## TASK TO COMPLETE
Within the listing below, locate all lines containing the word "Number". Copy each one.

Entries from a dataset
————
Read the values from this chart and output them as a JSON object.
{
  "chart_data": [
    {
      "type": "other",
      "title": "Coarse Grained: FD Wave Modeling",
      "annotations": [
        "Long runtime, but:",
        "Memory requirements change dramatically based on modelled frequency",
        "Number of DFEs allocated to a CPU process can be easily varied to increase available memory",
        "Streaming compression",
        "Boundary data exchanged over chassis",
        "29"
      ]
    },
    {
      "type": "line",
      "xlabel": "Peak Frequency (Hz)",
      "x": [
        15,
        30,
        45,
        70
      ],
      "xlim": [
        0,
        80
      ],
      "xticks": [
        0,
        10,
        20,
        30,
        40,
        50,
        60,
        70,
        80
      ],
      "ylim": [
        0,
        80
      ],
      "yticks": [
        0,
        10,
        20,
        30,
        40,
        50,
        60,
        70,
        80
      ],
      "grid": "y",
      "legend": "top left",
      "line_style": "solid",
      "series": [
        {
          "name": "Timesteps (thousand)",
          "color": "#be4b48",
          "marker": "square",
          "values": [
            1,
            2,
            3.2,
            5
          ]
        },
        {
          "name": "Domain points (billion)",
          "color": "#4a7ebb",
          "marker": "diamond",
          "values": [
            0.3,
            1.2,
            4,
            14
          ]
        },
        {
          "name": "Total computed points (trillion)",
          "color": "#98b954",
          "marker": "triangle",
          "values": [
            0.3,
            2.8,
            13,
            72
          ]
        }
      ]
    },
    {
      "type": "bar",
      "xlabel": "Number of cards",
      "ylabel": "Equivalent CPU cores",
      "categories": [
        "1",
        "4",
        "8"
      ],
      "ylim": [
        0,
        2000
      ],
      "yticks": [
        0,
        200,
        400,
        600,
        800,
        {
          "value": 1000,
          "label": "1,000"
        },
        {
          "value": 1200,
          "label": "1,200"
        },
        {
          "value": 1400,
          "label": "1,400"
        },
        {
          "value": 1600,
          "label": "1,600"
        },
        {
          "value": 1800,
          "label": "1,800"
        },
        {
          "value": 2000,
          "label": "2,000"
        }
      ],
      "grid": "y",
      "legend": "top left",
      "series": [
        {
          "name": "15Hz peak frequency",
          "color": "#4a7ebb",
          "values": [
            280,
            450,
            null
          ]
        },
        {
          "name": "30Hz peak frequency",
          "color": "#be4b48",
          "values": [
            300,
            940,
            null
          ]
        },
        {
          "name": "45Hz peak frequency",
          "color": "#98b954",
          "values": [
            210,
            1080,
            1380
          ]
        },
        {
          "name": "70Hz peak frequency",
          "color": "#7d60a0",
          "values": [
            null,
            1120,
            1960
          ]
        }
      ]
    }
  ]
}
————
## EXPECTED OUTPUT
        "Number of DFEs allocated to a CPU process can be easily varied to increase available memory",
      "xlabel": "Number of cards",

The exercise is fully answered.